_REQUIRED WORK_. The listing below is the input. Say how many of its lines contain "třeba", giving the number alone.

(Data excerpts)
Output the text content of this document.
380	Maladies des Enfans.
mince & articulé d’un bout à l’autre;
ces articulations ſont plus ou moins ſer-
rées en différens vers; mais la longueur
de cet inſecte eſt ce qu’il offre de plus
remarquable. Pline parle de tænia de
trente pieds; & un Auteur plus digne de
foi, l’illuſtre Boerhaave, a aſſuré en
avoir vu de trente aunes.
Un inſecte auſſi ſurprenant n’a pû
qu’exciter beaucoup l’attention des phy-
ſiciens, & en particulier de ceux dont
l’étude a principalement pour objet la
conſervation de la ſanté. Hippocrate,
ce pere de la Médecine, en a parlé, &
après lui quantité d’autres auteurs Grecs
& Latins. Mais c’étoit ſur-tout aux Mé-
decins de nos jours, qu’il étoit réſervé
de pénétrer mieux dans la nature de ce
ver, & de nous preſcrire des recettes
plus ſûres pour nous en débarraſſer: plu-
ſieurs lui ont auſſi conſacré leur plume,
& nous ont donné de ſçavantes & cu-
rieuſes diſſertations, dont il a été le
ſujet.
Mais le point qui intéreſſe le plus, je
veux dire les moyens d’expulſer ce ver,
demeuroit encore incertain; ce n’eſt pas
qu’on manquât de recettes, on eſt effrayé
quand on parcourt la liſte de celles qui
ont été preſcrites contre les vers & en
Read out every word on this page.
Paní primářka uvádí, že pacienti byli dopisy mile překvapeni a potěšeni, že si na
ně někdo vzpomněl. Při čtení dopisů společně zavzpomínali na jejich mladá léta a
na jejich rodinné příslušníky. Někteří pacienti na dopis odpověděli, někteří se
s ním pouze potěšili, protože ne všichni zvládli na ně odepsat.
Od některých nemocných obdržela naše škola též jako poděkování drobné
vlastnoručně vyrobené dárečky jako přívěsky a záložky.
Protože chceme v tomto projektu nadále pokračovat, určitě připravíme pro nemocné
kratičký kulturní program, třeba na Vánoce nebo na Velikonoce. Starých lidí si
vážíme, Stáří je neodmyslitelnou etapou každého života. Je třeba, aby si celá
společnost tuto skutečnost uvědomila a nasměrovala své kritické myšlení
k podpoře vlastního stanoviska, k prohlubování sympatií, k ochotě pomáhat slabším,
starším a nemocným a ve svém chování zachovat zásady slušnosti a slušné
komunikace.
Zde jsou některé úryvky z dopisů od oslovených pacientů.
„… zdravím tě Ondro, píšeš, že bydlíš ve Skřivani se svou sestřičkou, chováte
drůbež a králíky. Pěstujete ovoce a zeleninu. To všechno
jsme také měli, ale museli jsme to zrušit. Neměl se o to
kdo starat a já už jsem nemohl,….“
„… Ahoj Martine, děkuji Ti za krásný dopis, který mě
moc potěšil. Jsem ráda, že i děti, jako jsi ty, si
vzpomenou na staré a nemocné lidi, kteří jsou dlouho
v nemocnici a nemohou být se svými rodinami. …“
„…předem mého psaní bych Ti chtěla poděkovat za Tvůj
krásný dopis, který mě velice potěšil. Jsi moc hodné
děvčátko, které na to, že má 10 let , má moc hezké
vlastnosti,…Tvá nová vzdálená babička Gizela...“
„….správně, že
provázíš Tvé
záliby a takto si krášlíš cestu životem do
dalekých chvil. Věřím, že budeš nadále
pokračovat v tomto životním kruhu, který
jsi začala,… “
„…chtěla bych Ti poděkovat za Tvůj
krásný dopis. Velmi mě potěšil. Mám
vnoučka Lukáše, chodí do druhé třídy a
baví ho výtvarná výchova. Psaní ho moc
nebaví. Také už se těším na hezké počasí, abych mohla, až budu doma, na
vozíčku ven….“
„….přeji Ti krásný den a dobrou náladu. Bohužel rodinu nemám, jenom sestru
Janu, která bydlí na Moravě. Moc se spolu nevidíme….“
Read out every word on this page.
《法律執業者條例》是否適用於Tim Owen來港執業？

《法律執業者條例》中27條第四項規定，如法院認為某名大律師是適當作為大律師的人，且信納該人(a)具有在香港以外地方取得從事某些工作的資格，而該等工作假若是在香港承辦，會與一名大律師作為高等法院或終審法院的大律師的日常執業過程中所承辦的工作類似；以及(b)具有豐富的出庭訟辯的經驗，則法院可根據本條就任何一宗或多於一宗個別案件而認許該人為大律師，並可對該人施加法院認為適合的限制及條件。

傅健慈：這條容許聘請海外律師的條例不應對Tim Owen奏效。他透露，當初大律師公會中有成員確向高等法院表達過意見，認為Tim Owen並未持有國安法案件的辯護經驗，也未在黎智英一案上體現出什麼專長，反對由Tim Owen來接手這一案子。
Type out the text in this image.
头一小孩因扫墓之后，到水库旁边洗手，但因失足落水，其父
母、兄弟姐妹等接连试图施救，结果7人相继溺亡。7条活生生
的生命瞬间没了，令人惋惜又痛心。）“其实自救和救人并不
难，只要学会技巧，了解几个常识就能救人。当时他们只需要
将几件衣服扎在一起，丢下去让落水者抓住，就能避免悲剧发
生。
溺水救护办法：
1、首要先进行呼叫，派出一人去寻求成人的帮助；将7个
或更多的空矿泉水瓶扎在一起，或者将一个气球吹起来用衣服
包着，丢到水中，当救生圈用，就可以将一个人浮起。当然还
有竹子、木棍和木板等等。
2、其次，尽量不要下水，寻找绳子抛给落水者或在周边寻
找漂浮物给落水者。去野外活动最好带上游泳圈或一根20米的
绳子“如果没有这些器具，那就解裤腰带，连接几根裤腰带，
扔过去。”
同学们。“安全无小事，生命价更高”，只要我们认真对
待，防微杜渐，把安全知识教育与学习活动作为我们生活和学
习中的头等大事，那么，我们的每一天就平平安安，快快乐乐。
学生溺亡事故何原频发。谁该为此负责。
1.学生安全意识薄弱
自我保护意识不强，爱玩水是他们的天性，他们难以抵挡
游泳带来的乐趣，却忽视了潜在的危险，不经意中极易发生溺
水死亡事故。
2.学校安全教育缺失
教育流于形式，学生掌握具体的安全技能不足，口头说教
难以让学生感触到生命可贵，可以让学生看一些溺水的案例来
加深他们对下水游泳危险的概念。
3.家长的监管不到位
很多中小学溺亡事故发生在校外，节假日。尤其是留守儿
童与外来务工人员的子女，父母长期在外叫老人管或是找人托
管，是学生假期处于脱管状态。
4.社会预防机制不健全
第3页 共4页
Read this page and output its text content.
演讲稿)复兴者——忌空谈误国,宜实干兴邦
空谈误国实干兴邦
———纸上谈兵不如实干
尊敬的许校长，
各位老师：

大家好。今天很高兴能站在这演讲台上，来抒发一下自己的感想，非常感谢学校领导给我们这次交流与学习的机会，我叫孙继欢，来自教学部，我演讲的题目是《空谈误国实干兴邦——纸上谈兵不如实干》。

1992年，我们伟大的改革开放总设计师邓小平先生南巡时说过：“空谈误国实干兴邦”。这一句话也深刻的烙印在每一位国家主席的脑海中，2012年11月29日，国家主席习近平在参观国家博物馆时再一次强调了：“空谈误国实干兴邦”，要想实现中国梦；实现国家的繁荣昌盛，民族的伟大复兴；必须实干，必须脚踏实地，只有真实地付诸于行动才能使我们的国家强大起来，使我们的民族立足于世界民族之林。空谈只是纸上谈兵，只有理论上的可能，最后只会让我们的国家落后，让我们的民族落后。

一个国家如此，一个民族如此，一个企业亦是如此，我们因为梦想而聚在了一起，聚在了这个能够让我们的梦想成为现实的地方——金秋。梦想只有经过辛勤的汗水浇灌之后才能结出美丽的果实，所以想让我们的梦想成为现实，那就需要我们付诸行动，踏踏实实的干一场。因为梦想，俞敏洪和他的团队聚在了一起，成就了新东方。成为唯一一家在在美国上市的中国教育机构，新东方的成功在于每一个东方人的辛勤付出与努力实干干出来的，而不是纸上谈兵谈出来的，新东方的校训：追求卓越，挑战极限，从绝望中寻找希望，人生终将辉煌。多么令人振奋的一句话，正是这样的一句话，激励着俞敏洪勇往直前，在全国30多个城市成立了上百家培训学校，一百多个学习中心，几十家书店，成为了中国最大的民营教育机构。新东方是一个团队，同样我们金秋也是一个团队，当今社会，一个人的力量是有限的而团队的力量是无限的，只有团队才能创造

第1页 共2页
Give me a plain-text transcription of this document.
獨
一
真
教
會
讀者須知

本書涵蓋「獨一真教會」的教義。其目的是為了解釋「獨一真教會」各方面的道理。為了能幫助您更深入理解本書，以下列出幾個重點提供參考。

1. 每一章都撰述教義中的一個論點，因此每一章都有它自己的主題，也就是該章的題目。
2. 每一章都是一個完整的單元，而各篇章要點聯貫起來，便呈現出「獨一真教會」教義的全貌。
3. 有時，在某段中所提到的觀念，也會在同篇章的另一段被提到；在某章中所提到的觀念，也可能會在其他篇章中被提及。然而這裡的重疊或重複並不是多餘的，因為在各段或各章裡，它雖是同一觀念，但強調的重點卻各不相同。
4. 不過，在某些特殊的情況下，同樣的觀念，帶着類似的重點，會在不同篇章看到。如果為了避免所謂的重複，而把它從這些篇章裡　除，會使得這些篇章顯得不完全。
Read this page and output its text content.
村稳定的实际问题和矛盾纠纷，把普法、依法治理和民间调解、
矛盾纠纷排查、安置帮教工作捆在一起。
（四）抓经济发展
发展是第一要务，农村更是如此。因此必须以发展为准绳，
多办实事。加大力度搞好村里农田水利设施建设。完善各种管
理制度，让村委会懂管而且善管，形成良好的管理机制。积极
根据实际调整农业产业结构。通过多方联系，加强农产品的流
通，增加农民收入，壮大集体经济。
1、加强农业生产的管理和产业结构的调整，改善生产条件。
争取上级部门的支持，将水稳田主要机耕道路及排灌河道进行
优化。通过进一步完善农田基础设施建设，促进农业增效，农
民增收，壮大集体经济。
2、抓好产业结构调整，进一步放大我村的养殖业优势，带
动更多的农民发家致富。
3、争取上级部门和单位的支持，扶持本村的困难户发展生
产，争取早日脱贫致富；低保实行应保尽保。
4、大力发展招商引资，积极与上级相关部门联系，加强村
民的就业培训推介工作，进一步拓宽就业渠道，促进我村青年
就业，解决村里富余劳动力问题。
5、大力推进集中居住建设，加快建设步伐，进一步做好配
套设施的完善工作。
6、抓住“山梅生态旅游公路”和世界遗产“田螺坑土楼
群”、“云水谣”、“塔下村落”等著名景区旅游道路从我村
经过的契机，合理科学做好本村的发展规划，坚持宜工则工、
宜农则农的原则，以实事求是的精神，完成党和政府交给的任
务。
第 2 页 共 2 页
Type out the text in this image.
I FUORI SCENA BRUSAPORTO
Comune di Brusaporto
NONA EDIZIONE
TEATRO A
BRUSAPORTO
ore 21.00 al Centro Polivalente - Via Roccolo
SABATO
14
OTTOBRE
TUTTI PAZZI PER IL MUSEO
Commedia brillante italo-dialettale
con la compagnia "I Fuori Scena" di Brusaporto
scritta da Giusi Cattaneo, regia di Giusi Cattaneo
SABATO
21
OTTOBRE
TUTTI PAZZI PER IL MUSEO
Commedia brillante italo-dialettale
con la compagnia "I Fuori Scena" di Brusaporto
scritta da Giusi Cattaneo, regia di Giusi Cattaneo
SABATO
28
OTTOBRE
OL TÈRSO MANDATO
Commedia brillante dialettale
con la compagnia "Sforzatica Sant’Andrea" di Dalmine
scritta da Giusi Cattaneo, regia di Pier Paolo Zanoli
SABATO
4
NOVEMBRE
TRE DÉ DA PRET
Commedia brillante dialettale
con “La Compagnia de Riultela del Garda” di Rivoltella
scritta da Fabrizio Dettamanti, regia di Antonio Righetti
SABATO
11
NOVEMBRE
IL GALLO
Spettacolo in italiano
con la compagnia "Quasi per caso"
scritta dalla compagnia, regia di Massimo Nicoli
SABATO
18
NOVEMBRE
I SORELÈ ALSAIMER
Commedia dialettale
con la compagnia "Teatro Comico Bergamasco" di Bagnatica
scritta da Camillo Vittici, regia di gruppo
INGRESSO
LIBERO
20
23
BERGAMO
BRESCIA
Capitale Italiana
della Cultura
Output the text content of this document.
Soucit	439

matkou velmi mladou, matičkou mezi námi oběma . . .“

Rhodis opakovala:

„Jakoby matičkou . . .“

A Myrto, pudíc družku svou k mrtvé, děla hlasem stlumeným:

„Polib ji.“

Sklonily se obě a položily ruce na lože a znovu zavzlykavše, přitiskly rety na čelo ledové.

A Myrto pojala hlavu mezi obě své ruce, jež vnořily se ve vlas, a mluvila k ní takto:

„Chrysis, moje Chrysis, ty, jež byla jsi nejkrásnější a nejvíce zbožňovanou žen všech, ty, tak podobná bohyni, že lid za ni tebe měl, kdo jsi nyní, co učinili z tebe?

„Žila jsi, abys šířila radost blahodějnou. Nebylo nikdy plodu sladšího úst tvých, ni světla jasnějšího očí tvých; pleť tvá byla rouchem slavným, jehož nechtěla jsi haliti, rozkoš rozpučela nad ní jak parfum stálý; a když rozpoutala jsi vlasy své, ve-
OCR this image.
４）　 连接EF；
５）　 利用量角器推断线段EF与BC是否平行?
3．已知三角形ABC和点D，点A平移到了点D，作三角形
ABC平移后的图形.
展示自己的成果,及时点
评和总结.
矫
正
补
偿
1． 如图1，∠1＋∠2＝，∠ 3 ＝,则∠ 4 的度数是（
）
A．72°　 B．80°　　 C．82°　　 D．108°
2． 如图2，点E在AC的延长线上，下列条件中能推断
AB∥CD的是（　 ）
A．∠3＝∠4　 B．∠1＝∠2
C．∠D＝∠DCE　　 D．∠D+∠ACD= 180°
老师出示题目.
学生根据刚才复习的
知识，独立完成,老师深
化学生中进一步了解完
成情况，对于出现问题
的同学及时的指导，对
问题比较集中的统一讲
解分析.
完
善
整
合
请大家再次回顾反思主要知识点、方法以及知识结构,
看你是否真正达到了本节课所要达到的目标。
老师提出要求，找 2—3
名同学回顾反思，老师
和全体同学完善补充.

_THE OUTPUT_. 2